Aim of the task »
Select every line containing the word "content" from the material, and copy those lines.

Exercise inputs »
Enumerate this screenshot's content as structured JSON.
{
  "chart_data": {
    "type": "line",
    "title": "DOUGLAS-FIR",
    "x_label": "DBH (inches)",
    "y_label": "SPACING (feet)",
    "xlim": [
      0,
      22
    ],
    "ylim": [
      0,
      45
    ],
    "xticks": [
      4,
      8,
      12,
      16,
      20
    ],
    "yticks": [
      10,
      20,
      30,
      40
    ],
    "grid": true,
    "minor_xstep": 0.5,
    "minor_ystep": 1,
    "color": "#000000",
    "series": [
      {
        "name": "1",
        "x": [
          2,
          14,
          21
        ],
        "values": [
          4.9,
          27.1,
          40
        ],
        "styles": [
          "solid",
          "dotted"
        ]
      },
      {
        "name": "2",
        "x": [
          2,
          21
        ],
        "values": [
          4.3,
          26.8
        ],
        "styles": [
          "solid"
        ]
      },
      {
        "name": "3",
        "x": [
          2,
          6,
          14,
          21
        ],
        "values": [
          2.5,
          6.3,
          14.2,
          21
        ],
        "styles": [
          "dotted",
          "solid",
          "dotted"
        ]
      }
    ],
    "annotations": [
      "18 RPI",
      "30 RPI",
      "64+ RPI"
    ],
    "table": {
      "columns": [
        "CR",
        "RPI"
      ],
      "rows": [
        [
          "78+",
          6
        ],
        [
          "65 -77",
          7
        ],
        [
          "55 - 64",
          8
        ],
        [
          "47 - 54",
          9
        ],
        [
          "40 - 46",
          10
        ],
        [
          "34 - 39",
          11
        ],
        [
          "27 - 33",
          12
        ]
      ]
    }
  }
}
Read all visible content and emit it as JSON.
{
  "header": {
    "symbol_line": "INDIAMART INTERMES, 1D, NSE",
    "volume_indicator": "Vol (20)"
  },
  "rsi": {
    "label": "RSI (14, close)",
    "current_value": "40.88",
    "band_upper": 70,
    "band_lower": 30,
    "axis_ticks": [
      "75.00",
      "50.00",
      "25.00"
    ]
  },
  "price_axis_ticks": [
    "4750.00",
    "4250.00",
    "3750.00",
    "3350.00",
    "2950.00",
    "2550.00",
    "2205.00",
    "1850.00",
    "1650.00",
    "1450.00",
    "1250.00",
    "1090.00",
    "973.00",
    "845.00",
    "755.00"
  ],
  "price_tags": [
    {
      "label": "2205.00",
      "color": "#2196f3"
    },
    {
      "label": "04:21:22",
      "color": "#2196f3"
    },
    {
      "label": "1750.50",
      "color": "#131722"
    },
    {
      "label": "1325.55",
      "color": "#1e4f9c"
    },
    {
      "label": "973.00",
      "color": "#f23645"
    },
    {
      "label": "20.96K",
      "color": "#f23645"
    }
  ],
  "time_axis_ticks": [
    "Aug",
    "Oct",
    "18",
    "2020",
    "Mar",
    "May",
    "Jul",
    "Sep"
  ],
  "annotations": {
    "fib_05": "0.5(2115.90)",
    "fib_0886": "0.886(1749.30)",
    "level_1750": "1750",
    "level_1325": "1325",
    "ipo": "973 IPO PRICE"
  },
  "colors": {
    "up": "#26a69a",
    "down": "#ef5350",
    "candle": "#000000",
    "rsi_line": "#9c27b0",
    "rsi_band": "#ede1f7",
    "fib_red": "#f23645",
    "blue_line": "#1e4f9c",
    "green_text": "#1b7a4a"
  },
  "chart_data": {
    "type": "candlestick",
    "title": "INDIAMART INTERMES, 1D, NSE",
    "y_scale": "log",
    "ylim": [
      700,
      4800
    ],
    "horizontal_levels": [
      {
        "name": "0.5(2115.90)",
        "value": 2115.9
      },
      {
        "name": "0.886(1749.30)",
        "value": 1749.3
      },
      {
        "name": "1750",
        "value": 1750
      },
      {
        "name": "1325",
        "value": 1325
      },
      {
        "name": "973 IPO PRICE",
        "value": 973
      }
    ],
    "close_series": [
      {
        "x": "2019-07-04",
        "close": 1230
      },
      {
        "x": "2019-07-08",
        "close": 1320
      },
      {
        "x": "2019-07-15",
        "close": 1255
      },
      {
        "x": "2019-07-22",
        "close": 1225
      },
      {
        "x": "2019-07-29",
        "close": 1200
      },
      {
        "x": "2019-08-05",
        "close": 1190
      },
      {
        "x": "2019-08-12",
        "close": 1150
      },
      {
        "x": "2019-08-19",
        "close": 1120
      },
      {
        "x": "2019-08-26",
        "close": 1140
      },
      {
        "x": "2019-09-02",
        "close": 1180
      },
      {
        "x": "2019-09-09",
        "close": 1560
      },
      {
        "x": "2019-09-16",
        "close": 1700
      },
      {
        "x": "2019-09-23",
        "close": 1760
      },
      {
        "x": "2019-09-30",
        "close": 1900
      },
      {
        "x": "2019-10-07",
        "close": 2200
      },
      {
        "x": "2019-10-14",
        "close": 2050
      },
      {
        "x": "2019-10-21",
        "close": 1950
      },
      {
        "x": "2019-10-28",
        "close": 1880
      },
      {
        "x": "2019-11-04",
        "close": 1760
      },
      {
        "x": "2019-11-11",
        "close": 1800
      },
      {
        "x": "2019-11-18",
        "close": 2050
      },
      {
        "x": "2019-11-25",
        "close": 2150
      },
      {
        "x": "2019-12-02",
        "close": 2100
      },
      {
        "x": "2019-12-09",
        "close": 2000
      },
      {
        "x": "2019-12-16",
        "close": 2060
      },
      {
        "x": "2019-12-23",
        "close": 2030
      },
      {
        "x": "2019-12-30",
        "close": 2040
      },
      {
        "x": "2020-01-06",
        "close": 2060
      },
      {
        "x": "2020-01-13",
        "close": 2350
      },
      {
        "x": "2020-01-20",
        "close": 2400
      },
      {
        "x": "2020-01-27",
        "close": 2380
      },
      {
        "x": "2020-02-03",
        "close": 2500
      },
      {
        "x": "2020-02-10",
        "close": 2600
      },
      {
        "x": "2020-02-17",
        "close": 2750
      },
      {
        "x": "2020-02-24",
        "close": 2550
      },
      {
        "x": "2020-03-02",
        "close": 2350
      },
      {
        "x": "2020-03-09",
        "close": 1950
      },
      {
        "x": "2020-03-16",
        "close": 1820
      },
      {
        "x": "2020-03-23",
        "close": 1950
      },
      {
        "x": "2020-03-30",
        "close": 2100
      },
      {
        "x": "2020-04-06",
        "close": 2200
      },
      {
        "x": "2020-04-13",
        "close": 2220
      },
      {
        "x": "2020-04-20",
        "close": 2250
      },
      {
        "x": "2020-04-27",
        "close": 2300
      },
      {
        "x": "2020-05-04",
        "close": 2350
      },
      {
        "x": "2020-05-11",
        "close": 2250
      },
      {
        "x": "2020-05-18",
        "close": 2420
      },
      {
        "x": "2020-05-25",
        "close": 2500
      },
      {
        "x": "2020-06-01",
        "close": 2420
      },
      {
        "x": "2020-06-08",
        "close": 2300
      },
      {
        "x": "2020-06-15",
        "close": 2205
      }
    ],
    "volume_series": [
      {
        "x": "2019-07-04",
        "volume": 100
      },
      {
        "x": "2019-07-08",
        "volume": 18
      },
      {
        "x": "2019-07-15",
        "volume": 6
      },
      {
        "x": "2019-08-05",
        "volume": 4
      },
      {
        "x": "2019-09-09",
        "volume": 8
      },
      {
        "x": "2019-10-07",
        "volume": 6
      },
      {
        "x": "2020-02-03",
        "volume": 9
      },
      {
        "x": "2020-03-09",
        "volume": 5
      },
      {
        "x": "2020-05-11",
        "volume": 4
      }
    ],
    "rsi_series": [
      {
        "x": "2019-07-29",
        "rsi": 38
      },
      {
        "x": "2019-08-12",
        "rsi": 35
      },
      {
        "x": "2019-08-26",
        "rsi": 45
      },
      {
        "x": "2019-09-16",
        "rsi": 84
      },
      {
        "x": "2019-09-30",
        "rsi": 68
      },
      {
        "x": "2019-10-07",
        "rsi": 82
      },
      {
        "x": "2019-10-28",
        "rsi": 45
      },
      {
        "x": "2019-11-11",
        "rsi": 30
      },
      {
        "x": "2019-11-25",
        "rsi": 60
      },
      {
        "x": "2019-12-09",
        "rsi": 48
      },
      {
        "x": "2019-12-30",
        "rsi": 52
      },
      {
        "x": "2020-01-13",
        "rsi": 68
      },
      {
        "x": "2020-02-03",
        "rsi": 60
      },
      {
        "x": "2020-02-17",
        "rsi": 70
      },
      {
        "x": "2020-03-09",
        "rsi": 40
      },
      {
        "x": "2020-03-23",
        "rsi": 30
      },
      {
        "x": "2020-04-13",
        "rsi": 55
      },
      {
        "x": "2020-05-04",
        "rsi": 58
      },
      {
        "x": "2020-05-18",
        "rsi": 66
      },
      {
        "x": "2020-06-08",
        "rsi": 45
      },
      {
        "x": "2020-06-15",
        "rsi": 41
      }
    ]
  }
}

Exercise response »
Enumerate this screenshot's content as structured JSON.
Read all visible content and emit it as JSON.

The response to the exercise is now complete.